** DOCUMENT SEGMENT **

____________

An alternative to optical stabilized lenses are in-body stabilization systems. The principle is the same, except that the image sensor is moved around. Optical stabilized bodies have the advantage that they work with any lens, not just with with a select few (which are very expensive too). You buy it once and have the 3-stop improvement for any lens. Note that despite what fans might say, there is no difference in the efficiency of the in-lens vs. in-body systems.

Here are the systems:

• Canon: IS (Image stabilization)
• Nikon: VR (Vibration Reduction)
• Minolta/Sony: SSS (SuperSteady Shot); in-body stabilization, all lenses benefit from it
• Pentax: SR (Shake Reduction); in-body stabilization, all lenses benefit from it
• Sigma: OS (Optical Stabilization)
• Tamron: VC (Vibration Compensation)

Just in case you’re wondering, you can’t use both image stabilization methods at the same time, because they are not aware of each other and tend to overcompensate, so you’ll have to turn either of them off.

6.4. Quality

There are many types of optical imperfections, geometric and chromatic. I will go into more detail a bit later, but for now it’s important to note that all manufacturers have a way to distinguish their top line of lenses. These are lenses manufactured to tighter tolerances, with strict QA and use superior glass.

Glass elements on the lenses have various coatings (very thin film of chemical compounds) to reduce chromatic issues such as glare and ghosting. Because the digital sensor reflects much more light than film, newer lenses designed for digital cameras have additional coatings.

Another feature of the top lenses is the internal focusing mechanism, meaning that the front elements of the lens will not rotate when the lens is zoomed or focused. This is important when filters such as polarizers or linear gradients are fitted to the lens. An internal focusing mechanism ensures that the filter will not move upon zoom/focus.

• Carl-Zeiss: T*
• Canon: L (Luxury)
• Minolta/Sony: G
• Nikon: IF (Internal Focusing), ED (Extra Low Dispersion)

____________

** STATED GOAL **
Continue the passage on camera lens stabilization and quality, beginning immediately after its final line.

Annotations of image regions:
____________

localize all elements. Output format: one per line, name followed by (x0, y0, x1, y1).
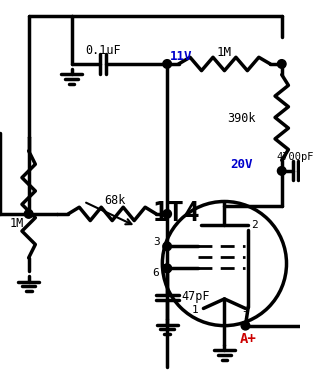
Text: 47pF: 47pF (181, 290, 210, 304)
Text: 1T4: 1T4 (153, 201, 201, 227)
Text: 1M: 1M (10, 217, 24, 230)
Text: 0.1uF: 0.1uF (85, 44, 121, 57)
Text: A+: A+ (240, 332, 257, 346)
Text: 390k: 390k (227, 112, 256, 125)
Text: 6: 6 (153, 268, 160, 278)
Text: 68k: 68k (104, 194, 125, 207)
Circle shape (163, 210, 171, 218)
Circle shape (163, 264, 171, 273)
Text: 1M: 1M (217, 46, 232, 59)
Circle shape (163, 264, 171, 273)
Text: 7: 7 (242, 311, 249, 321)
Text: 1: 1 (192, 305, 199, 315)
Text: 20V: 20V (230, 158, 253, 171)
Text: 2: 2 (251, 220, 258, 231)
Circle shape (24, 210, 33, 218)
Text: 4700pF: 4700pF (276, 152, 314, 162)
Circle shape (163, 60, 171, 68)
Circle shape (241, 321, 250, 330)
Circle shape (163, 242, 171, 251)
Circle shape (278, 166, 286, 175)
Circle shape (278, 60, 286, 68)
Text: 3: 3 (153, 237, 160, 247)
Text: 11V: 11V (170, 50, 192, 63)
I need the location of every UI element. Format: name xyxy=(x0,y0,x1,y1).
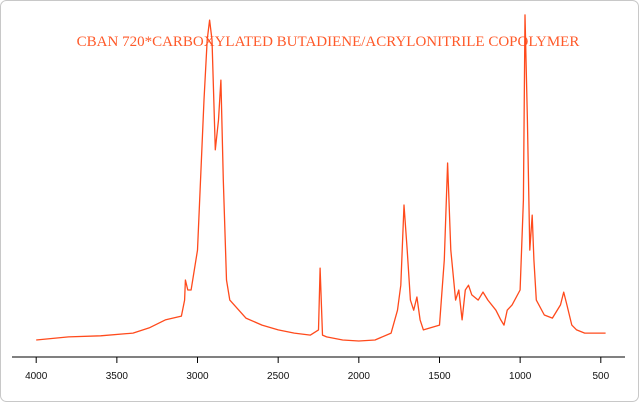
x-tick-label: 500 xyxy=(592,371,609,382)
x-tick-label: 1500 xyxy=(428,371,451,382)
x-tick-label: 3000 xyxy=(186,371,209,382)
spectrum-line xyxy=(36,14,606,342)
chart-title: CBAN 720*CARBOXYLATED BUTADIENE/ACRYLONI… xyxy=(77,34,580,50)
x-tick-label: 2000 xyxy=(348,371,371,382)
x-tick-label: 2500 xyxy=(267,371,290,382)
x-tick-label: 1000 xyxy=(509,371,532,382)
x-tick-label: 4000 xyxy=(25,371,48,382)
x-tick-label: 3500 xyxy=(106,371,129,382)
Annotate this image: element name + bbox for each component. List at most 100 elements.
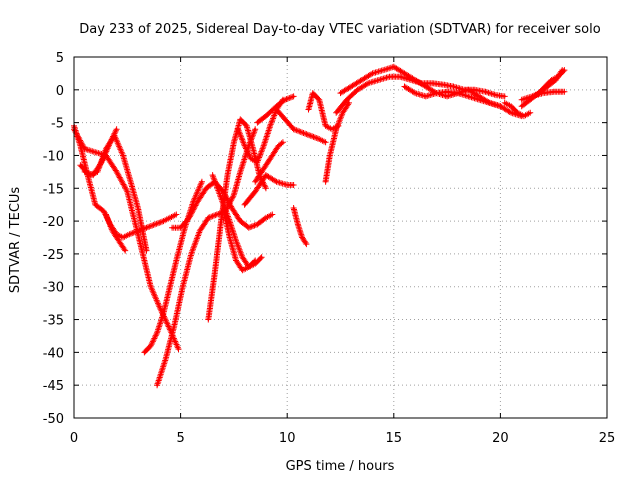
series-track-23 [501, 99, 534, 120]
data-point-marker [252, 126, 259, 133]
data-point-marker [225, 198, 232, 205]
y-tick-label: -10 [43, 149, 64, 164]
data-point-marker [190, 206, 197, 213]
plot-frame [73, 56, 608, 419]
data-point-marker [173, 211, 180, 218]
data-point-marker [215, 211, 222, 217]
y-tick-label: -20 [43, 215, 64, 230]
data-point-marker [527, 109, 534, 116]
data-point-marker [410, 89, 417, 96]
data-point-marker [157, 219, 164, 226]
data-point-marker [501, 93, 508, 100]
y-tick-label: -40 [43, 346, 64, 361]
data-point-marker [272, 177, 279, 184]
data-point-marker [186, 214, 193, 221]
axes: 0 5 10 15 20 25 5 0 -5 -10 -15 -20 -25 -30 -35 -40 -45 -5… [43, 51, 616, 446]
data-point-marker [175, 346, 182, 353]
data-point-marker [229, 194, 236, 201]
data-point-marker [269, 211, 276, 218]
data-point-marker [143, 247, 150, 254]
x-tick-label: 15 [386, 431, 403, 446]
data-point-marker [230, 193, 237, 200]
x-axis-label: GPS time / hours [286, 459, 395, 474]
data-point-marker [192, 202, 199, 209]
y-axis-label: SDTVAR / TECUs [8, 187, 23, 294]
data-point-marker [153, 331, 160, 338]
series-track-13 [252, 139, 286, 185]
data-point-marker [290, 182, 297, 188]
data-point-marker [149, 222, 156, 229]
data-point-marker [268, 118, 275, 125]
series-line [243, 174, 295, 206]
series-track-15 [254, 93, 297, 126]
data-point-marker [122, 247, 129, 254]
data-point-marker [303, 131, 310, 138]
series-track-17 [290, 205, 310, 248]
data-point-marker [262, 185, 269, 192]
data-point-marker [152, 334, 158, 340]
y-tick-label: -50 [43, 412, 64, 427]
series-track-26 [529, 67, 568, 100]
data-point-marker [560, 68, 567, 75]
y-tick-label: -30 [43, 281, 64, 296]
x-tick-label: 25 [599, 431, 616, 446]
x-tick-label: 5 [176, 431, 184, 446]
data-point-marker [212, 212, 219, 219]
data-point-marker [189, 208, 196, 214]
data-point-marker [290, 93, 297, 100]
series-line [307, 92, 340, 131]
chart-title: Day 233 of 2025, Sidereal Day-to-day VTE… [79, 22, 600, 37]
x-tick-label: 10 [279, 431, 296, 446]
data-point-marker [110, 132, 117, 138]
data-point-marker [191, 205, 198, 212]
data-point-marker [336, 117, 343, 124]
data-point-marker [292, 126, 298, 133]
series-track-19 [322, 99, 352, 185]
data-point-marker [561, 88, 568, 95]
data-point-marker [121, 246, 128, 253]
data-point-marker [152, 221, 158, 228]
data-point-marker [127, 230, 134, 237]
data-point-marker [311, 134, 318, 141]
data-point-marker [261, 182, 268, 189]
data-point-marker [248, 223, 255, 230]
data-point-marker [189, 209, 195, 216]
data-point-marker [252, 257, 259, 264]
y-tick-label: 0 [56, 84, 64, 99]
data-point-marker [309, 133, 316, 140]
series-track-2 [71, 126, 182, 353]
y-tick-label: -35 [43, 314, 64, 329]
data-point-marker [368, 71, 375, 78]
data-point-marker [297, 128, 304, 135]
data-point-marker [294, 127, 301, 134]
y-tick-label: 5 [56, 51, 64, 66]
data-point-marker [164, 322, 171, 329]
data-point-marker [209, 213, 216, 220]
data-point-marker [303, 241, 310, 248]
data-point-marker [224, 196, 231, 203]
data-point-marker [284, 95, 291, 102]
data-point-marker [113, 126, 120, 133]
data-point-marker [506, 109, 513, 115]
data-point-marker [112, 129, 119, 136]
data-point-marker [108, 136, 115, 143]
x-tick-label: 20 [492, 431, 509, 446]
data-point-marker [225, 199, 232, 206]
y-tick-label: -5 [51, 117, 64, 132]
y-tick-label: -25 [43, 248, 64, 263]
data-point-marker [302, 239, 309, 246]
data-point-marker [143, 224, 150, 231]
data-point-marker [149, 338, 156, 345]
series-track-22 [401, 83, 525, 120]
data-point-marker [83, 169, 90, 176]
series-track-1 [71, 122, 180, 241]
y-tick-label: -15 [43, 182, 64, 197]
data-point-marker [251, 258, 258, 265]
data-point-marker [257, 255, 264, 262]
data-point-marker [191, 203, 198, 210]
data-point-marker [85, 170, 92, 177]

____________

** EXERCISE RESPONSE **
• Sigma: DG (Digital Grade coating), EX (superior build quality), APO (apochromatic)
• Tamron: SP (Super Performance) Di (Digital coating) LD (Low Dispersion), XR (Extra Refractive), ASL (aspherical), IF (Internal Focusing)
• Tokina: PRO, AS (Aspherical element), IF (Internal Focusing), SD (Super Low Dispersion), WR (water repellant)

6.5. Short recap of lens specifications

By now you should be able to read and understand the lens specs from their title.

Let’s consider some lenses from various brands (they are the more expensive kind):

• Nikon 55-200mm f/4-5.6G ED IF AF-S DX VR
  This is a telephoto zoom lens for APS-C sensors (DX) with a  range of 55 to 200mm and an maximum aperture of f/4 at 55mm and f/5.6 at 200mm, Low dispersion glass (ED), internal focusing system (IF), autofocus with internal ultrasonic motor (AF-S) and optical stabilization (VR).
• Canon EF 70-200mm f/2.8L II IS USM
  This a top of the line Canon lens (L), a full-frame (EF) telephoto lens with a  range of 70 to 200mm and a constant maximum aperture of f/2.8, optical stabilization (IS) and ultrasonic motor (USM)
• Sigma 10-20mm f/4-5.6 EX DC HSM
  A Sigma ultrawide zoom lens for APS-C sensors only (DC), superior finish (EX) and ultrasonic motor (HSM).
• Tamron AF 28-75mm f/2.8 SP XR ZL Di LD ASL (IF)
  A normal zoom lens with f/2.8 constant aperture of professional build (SP), coating for digital sensors (Di), quality glass elements (XR, ZL, LD) and internal focusing (IF)
• Carl Zeiss 135mm f/1.8 Sonnar T
  A 135mm fixed focal length with a constant aperture of f/1.8 made by Zeiss for Sony.

It’s worth mentioning that the number of “badges” alone doesn’t say much about its quality.

7. Image quality considerations

7.1. Sharpness

Perceived sharpness is a factor of a lens resolution power (its ability to resolve fine detail) and lens contrast (or microcontrast as it’s sometimes defined). Sharpness varies with focal range; some manufacturers optimize a lens sharpness for the extremes of the focal range, other try to keep it relatively constant throughout the range. Sharpness also varies with the aperture. Lenses are “softer” when the aperture is wide, then sharpness increases progressively for 3 stops where it reaches maximum, then it starts to drop again due to diffraction. So, an f/5.6 lens would be sharpest at f/11. An f/2.8 one is sharpest at f/8 and so on. Sharpness also varies across the frame, with the center being the sharpest and the corners the softest.

You should play with your lenses and understand their strengths and weaknesses.

Sharpness can be calculated objectively and you will fine many MFT Charts on the net for almost any lens. It’s important not to obsess over it, or else you’ll spend all your time shooting test targets, walls and books instead of having fun.

Some “experts” claim not to worry about a lens performance at its widest aperture, advising to just “stop it down” (increase the f-number). The problem is that you usually want to make a portrait at wide aperture; you want to be able to use a lens effectively in low light. Why buy a f/2.8 lens if it’s usable just at f/5.6?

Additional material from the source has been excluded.